Required task :: Reproduce the following material word for word, keeping every line as it is.

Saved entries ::
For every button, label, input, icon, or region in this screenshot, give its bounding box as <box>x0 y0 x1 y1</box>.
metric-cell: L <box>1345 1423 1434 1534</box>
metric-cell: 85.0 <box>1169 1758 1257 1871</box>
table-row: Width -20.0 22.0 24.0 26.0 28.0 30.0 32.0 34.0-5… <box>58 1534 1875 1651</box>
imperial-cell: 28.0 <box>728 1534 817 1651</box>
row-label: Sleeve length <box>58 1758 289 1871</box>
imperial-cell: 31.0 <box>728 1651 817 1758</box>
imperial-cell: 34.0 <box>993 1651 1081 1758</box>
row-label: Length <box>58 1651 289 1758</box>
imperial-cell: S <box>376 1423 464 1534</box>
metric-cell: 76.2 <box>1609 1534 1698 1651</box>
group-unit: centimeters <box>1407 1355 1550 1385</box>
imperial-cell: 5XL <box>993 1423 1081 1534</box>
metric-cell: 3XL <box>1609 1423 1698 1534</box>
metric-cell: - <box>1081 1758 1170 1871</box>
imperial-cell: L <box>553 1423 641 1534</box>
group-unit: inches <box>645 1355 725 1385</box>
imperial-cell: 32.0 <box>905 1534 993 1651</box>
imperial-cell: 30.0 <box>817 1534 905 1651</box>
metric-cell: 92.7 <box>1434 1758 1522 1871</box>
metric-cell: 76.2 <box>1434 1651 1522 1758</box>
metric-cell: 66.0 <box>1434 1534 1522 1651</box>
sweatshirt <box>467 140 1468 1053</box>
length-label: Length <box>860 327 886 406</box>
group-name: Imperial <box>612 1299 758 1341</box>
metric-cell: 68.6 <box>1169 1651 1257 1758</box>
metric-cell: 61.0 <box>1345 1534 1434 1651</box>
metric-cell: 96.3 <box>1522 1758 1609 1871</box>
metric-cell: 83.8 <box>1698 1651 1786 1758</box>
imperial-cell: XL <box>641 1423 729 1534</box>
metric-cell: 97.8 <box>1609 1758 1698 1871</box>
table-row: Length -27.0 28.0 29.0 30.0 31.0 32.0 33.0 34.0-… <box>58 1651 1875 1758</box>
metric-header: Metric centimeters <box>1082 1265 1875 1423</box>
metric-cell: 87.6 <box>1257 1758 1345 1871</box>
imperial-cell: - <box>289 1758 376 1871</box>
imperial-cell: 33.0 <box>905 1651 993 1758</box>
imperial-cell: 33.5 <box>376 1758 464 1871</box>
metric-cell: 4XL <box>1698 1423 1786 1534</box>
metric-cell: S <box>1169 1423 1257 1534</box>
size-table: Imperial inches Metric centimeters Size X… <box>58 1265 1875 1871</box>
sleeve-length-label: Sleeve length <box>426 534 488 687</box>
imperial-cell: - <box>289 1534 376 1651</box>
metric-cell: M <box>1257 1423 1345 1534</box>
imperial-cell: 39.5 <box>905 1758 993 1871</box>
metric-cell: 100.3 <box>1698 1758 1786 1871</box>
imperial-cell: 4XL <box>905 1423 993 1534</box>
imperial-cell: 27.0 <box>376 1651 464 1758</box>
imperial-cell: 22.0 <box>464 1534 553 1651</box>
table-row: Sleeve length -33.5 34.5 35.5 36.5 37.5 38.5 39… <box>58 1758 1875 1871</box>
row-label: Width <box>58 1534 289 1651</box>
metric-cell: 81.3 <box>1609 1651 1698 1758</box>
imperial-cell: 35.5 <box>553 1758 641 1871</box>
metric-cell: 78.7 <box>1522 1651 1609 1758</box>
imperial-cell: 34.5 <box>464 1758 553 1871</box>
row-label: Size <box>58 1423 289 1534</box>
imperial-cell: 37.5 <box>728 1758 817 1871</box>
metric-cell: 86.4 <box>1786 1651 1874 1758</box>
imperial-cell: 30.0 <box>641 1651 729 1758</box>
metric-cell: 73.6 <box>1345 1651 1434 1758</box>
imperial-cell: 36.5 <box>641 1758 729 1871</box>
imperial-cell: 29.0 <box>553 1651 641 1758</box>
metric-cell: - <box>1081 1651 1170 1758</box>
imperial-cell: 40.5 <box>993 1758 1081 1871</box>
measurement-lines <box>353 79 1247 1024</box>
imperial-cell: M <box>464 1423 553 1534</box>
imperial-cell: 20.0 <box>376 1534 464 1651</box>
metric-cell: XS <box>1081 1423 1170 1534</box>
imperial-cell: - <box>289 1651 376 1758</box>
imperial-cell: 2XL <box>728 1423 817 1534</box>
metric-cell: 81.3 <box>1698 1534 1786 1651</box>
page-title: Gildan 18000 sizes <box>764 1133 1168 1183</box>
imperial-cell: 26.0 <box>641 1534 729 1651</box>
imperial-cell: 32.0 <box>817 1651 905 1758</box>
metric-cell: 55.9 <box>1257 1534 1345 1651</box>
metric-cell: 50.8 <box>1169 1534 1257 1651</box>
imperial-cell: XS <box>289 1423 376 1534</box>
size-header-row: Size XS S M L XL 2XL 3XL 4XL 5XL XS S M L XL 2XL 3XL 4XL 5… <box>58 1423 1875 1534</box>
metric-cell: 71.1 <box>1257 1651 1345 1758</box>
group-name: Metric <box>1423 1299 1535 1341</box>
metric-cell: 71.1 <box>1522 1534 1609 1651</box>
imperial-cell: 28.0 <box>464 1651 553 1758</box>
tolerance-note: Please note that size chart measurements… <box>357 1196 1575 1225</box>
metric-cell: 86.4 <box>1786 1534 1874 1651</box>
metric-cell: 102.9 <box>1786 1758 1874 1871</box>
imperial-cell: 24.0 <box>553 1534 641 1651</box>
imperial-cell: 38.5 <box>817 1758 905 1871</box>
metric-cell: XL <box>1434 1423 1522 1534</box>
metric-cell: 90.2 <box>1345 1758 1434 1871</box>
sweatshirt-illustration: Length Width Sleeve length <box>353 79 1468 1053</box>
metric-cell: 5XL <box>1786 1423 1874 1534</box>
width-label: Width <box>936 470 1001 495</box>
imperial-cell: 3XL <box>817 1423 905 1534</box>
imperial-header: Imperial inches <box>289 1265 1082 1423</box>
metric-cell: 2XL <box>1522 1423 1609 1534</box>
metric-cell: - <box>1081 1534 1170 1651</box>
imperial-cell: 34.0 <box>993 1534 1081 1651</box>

Task output ::
For every button, label, input, icon, or region in this screenshot, give its bounding box as <box>x0 y0 x1 y1</box>.
metric-cell: L <box>1345 1423 1434 1534</box>
metric-cell: 85.0 <box>1169 1758 1257 1871</box>
table-row: Width -20.0 22.0 24.0 26.0 28.0 30.0 32.0 34.0-5… <box>58 1534 1875 1651</box>
imperial-cell: 28.0 <box>728 1534 817 1651</box>
row-label: Sleeve length <box>58 1758 289 1871</box>
imperial-cell: 31.0 <box>728 1651 817 1758</box>
imperial-cell: 34.0 <box>993 1651 1081 1758</box>
row-label: Length <box>58 1651 289 1758</box>
imperial-cell: S <box>376 1423 464 1534</box>
metric-cell: 76.2 <box>1609 1534 1698 1651</box>
group-unit: centimeters <box>1407 1355 1550 1385</box>
imperial-cell: 5XL <box>993 1423 1081 1534</box>
metric-cell: 3XL <box>1609 1423 1698 1534</box>
metric-cell: - <box>1081 1758 1170 1871</box>
imperial-cell: L <box>553 1423 641 1534</box>
group-unit: inches <box>645 1355 725 1385</box>
imperial-cell: 32.0 <box>905 1534 993 1651</box>
imperial-cell: 30.0 <box>817 1534 905 1651</box>
metric-cell: 92.7 <box>1434 1758 1522 1871</box>
metric-cell: 76.2 <box>1434 1651 1522 1758</box>
metric-cell: 66.0 <box>1434 1534 1522 1651</box>
sweatshirt <box>467 140 1468 1053</box>
length-label: Length <box>860 327 886 406</box>
group-name: Imperial <box>612 1299 758 1341</box>
metric-cell: 68.6 <box>1169 1651 1257 1758</box>
metric-cell: 61.0 <box>1345 1534 1434 1651</box>
metric-cell: 96.3 <box>1522 1758 1609 1871</box>
metric-cell: 83.8 <box>1698 1651 1786 1758</box>
imperial-cell: XL <box>641 1423 729 1534</box>
metric-cell: 97.8 <box>1609 1758 1698 1871</box>
table-row: Length -27.0 28.0 29.0 30.0 31.0 32.0 33.0 34.0-… <box>58 1651 1875 1758</box>
metric-header: Metric centimeters <box>1082 1265 1875 1423</box>
metric-cell: 87.6 <box>1257 1758 1345 1871</box>
imperial-cell: - <box>289 1758 376 1871</box>
imperial-cell: 33.0 <box>905 1651 993 1758</box>
imperial-cell: 33.5 <box>376 1758 464 1871</box>
metric-cell: 4XL <box>1698 1423 1786 1534</box>
metric-cell: S <box>1169 1423 1257 1534</box>
size-table: Imperial inches Metric centimeters Size X… <box>58 1265 1875 1871</box>
sleeve-length-label: Sleeve length <box>426 534 488 687</box>
imperial-cell: - <box>289 1534 376 1651</box>
metric-cell: M <box>1257 1423 1345 1534</box>
imperial-cell: 39.5 <box>905 1758 993 1871</box>
metric-cell: 100.3 <box>1698 1758 1786 1871</box>
imperial-cell: 4XL <box>905 1423 993 1534</box>
imperial-cell: 27.0 <box>376 1651 464 1758</box>
imperial-cell: 22.0 <box>464 1534 553 1651</box>
table-row: Sleeve length -33.5 34.5 35.5 36.5 37.5 38.5 39… <box>58 1758 1875 1871</box>
row-label: Width <box>58 1534 289 1651</box>
metric-cell: 81.3 <box>1609 1651 1698 1758</box>
imperial-cell: 35.5 <box>553 1758 641 1871</box>
metric-cell: 78.7 <box>1522 1651 1609 1758</box>
imperial-cell: 34.5 <box>464 1758 553 1871</box>
row-label: Size <box>58 1423 289 1534</box>
imperial-cell: 37.5 <box>728 1758 817 1871</box>
metric-cell: 86.4 <box>1786 1651 1874 1758</box>
imperial-cell: 30.0 <box>641 1651 729 1758</box>
metric-cell: 73.6 <box>1345 1651 1434 1758</box>
imperial-cell: 36.5 <box>641 1758 729 1871</box>
imperial-cell: 29.0 <box>553 1651 641 1758</box>
metric-cell: - <box>1081 1651 1170 1758</box>
imperial-cell: 40.5 <box>993 1758 1081 1871</box>
measurement-lines <box>353 79 1247 1024</box>
imperial-cell: M <box>464 1423 553 1534</box>
imperial-cell: 20.0 <box>376 1534 464 1651</box>
metric-cell: XS <box>1081 1423 1170 1534</box>
imperial-cell: - <box>289 1651 376 1758</box>
imperial-cell: 2XL <box>728 1423 817 1534</box>
metric-cell: 81.3 <box>1698 1534 1786 1651</box>
page-title: Gildan 18000 sizes <box>764 1133 1168 1183</box>
imperial-cell: 26.0 <box>641 1534 729 1651</box>
imperial-cell: 32.0 <box>817 1651 905 1758</box>
metric-cell: 55.9 <box>1257 1534 1345 1651</box>
metric-cell: 50.8 <box>1169 1534 1257 1651</box>
imperial-cell: XS <box>289 1423 376 1534</box>
size-header-row: Size XS S M L XL 2XL 3XL 4XL 5XL XS S M L XL 2XL 3XL 4XL 5… <box>58 1423 1875 1534</box>
metric-cell: 71.1 <box>1257 1651 1345 1758</box>
group-name: Metric <box>1423 1299 1535 1341</box>
metric-cell: 71.1 <box>1522 1534 1609 1651</box>
imperial-cell: 28.0 <box>464 1651 553 1758</box>
tolerance-note: Please note that size chart measurements… <box>357 1196 1575 1225</box>
metric-cell: 86.4 <box>1786 1534 1874 1651</box>
metric-cell: 102.9 <box>1786 1758 1874 1871</box>
imperial-cell: 24.0 <box>553 1534 641 1651</box>
imperial-cell: 38.5 <box>817 1758 905 1871</box>
metric-cell: XL <box>1434 1423 1522 1534</box>
metric-cell: 90.2 <box>1345 1758 1434 1871</box>
sweatshirt-illustration: Length Width Sleeve length <box>353 79 1468 1053</box>
metric-cell: 5XL <box>1786 1423 1874 1534</box>
width-label: Width <box>936 470 1001 495</box>
imperial-cell: 3XL <box>817 1423 905 1534</box>
imperial-header: Imperial inches <box>289 1265 1082 1423</box>
metric-cell: 2XL <box>1522 1423 1609 1534</box>
metric-cell: - <box>1081 1534 1170 1651</box>
imperial-cell: 34.0 <box>993 1534 1081 1651</box>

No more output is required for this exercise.